[SHORT TASK]
Check each line for the string "основы", then give only how many lines have it.

--- Start DATA SHOWN ---

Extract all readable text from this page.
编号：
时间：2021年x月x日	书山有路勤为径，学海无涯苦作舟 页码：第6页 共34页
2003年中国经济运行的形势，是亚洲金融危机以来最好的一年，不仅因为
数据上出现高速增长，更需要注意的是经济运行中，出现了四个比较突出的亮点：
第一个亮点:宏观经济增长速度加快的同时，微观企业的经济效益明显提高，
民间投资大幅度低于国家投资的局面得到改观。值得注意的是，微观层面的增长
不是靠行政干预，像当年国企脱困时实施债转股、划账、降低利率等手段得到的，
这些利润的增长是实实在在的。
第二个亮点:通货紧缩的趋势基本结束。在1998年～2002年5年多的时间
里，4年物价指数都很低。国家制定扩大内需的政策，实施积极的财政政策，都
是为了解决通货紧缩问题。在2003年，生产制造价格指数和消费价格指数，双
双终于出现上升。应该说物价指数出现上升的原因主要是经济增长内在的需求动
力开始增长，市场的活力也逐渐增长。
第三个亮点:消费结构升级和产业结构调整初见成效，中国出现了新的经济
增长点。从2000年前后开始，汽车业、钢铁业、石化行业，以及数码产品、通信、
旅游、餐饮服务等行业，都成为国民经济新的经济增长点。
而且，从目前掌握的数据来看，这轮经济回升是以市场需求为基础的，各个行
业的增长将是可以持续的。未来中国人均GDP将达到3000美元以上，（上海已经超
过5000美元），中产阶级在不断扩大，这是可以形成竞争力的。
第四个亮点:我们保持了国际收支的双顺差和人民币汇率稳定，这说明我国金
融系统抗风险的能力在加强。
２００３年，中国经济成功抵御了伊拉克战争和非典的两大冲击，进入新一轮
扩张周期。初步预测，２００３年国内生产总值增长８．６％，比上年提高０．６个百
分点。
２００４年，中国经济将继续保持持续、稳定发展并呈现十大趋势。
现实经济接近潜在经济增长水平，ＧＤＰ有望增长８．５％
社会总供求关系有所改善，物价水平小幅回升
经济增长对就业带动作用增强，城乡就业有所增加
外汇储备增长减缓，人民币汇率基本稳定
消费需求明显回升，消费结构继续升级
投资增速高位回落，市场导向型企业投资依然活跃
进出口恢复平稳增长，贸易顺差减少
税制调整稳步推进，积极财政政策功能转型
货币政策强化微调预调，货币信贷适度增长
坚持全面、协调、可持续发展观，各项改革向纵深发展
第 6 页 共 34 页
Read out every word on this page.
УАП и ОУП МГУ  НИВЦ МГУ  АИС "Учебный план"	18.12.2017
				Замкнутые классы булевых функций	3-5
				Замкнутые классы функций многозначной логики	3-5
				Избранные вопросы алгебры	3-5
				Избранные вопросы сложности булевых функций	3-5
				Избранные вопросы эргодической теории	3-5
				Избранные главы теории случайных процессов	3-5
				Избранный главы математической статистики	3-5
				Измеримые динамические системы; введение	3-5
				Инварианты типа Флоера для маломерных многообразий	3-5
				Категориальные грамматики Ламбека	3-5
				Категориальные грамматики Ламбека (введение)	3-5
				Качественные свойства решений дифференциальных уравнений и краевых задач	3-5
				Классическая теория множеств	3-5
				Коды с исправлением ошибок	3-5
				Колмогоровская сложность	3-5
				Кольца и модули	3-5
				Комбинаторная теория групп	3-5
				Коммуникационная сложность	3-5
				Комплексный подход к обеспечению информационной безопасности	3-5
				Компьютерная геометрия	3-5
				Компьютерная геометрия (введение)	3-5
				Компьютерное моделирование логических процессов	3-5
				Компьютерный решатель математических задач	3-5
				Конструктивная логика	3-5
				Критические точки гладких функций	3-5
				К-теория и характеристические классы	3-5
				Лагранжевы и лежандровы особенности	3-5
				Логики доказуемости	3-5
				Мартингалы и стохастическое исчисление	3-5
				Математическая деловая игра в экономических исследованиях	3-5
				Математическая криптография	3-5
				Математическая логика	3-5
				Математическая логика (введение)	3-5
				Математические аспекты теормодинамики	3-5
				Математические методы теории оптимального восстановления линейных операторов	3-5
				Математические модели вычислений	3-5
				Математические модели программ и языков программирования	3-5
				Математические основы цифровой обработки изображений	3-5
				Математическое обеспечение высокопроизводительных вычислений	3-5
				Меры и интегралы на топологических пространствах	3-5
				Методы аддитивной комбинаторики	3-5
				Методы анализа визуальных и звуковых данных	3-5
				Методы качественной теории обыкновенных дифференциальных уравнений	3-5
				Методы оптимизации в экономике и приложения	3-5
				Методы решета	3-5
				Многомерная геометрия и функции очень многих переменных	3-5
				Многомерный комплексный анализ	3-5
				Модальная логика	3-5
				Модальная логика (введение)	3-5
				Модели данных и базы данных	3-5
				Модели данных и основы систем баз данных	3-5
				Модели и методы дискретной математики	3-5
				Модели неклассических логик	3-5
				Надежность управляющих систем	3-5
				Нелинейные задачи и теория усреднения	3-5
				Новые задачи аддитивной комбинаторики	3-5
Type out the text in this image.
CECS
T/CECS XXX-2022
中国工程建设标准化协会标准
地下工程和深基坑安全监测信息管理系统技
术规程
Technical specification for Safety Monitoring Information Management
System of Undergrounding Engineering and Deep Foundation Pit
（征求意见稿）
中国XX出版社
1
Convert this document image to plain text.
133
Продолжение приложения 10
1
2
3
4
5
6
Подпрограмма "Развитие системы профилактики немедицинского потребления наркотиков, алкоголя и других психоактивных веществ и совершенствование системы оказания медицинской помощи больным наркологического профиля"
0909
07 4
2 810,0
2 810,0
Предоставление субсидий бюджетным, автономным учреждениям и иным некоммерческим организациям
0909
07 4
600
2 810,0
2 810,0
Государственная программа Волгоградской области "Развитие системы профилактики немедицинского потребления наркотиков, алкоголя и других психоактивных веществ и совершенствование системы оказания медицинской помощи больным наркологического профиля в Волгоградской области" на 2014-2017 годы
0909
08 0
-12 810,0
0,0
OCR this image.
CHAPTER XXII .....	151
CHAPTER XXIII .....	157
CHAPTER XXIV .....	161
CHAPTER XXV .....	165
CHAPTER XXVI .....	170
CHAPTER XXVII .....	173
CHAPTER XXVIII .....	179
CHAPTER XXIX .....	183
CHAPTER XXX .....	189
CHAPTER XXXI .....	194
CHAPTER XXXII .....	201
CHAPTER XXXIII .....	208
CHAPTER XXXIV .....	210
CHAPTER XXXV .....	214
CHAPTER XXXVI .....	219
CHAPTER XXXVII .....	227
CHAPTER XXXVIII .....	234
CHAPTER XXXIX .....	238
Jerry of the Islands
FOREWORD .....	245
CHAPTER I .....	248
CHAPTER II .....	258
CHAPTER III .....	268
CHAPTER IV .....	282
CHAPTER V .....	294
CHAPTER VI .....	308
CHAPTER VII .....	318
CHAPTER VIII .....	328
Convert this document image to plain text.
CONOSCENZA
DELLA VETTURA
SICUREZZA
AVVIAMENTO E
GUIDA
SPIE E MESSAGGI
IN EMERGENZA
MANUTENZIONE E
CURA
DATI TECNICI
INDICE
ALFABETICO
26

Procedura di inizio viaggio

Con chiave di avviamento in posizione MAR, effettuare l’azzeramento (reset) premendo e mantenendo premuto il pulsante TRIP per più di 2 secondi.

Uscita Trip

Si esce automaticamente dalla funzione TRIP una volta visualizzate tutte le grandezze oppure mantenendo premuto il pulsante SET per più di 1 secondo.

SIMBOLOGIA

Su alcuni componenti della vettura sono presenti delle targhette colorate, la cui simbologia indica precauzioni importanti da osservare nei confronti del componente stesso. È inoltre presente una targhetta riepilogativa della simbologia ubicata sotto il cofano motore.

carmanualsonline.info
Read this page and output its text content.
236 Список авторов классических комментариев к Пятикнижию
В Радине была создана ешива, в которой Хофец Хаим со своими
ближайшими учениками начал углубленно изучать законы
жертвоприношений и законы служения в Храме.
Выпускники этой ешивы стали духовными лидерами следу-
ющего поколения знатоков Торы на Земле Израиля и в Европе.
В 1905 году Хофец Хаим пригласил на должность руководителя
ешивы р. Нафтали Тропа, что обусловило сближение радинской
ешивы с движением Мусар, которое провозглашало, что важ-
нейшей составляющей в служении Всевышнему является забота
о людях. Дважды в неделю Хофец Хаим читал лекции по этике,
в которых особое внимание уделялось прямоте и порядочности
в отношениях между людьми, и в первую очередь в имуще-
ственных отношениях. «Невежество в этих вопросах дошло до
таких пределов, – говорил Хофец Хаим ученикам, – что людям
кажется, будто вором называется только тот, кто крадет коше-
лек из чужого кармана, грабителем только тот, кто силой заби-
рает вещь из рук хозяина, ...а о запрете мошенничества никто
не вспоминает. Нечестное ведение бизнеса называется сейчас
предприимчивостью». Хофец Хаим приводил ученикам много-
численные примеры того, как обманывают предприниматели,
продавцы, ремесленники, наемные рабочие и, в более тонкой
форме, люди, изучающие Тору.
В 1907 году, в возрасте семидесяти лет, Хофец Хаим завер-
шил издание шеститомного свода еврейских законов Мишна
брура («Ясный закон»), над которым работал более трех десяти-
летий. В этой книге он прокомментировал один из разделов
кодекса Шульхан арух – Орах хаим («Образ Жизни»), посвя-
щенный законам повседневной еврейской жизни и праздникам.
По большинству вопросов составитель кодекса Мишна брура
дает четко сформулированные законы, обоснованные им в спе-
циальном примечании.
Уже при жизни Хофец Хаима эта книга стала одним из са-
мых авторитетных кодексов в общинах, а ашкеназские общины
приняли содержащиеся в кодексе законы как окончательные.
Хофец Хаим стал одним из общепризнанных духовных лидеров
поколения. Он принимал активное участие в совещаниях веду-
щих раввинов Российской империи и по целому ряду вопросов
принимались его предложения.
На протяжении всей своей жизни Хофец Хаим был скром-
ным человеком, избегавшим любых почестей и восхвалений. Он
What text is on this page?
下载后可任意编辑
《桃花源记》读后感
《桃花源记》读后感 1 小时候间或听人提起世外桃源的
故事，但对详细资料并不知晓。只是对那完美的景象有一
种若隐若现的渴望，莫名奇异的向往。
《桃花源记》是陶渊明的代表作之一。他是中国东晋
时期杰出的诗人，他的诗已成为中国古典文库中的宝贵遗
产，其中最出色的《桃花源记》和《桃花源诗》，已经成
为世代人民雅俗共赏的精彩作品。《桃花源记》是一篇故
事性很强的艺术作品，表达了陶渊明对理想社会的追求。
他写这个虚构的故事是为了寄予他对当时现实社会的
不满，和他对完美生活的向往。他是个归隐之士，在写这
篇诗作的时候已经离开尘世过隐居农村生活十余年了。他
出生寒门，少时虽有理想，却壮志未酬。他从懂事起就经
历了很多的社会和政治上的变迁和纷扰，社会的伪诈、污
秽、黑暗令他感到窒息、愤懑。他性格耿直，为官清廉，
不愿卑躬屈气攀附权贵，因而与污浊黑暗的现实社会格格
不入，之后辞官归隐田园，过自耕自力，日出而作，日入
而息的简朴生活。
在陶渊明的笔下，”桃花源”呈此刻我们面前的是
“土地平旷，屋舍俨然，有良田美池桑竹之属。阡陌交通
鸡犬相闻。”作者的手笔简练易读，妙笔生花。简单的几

--- End DATA SHOWN ---

[COMPLETE RESPONSE]
2